> **Dataset items**:
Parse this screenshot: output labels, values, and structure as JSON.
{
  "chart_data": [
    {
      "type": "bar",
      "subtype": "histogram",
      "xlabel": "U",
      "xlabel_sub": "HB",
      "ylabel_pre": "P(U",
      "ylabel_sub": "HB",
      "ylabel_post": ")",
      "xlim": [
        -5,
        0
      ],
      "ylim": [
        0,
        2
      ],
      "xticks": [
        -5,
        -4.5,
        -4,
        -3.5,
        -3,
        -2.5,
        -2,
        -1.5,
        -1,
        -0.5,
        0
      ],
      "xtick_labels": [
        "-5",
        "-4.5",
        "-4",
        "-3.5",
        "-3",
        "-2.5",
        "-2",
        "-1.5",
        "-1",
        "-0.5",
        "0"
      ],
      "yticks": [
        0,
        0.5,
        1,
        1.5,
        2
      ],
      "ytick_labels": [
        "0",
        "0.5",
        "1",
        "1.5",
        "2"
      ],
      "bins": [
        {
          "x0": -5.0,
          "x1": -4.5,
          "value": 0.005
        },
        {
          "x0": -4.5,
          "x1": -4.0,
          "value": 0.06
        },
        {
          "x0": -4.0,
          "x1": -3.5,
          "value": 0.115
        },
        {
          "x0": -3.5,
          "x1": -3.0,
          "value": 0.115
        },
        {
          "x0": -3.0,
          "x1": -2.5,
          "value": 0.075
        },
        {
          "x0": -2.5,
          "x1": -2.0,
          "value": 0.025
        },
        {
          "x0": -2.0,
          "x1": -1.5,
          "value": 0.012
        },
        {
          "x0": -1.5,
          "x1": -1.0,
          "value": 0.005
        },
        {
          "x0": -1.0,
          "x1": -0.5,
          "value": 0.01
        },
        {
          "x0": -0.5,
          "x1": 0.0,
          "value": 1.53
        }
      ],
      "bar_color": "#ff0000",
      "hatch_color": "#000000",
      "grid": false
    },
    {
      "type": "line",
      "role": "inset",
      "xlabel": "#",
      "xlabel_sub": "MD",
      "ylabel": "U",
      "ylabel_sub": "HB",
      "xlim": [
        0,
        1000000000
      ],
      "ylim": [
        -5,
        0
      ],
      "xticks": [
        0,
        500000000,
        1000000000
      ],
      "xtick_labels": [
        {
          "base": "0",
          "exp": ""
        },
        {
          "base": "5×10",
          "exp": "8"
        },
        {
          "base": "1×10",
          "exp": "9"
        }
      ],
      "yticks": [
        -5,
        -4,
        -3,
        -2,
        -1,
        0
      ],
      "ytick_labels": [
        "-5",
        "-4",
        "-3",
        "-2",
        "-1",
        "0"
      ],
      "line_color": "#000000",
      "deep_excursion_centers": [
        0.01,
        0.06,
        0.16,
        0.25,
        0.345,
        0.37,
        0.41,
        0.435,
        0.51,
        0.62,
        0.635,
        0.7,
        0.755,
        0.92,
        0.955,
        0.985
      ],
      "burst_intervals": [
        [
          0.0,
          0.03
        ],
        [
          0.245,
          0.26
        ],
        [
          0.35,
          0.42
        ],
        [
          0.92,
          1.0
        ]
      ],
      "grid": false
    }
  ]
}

> **What is asked**: Quote all the records exactly, please, leaving none out.

> **Worked solution**:
Parse this screenshot: output labels, values, and structure as JSON.
{
  "chart_data": [
    {
      "type": "bar",
      "subtype": "histogram",
      "xlabel": "U",
      "xlabel_sub": "HB",
      "ylabel_pre": "P(U",
      "ylabel_sub": "HB",
      "ylabel_post": ")",
      "xlim": [
        -5,
        0
      ],
      "ylim": [
        0,
        2
      ],
      "xticks": [
        -5,
        -4.5,
        -4,
        -3.5,
        -3,
        -2.5,
        -2,
        -1.5,
        -1,
        -0.5,
        0
      ],
      "xtick_labels": [
        "-5",
        "-4.5",
        "-4",
        "-3.5",
        "-3",
        "-2.5",
        "-2",
        "-1.5",
        "-1",
        "-0.5",
        "0"
      ],
      "yticks": [
        0,
        0.5,
        1,
        1.5,
        2
      ],
      "ytick_labels": [
        "0",
        "0.5",
        "1",
        "1.5",
        "2"
      ],
      "bins": [
        {
          "x0": -5.0,
          "x1": -4.5,
          "value": 0.005
        },
        {
          "x0": -4.5,
          "x1": -4.0,
          "value": 0.06
        },
        {
          "x0": -4.0,
          "x1": -3.5,
          "value": 0.115
        },
        {
          "x0": -3.5,
          "x1": -3.0,
          "value": 0.115
        },
        {
          "x0": -3.0,
          "x1": -2.5,
          "value": 0.075
        },
        {
          "x0": -2.5,
          "x1": -2.0,
          "value": 0.025
        },
        {
          "x0": -2.0,
          "x1": -1.5,
          "value": 0.012
        },
        {
          "x0": -1.5,
          "x1": -1.0,
          "value": 0.005
        },
        {
          "x0": -1.0,
          "x1": -0.5,
          "value": 0.01
        },
        {
          "x0": -0.5,
          "x1": 0.0,
          "value": 1.53
        }
      ],
      "bar_color": "#ff0000",
      "hatch_color": "#000000",
      "grid": false
    },
    {
      "type": "line",
      "role": "inset",
      "xlabel": "#",
      "xlabel_sub": "MD",
      "ylabel": "U",
      "ylabel_sub": "HB",
      "xlim": [
        0,
        1000000000
      ],
      "ylim": [
        -5,
        0
      ],
      "xticks": [
        0,
        500000000,
        1000000000
      ],
      "xtick_labels": [
        {
          "base": "0",
          "exp": ""
        },
        {
          "base": "5×10",
          "exp": "8"
        },
        {
          "base": "1×10",
          "exp": "9"
        }
      ],
      "yticks": [
        -5,
        -4,
        -3,
        -2,
        -1,
        0
      ],
      "ytick_labels": [
        "-5",
        "-4",
        "-3",
        "-2",
        "-1",
        "0"
      ],
      "line_color": "#000000",
      "deep_excursion_centers": [
        0.01,
        0.06,
        0.16,
        0.25,
        0.345,
        0.37,
        0.41,
        0.435,
        0.51,
        0.62,
        0.635,
        0.7,
        0.755,
        0.92,
        0.955,
        0.985
      ],
      "burst_intervals": [
        [
          0.0,
          0.03
        ],
        [
          0.245,
          0.26
        ],
        [
          0.35,
          0.42
        ],
        [
          0.92,
          1.0
        ]
      ],
      "grid": false
    }
  ]
}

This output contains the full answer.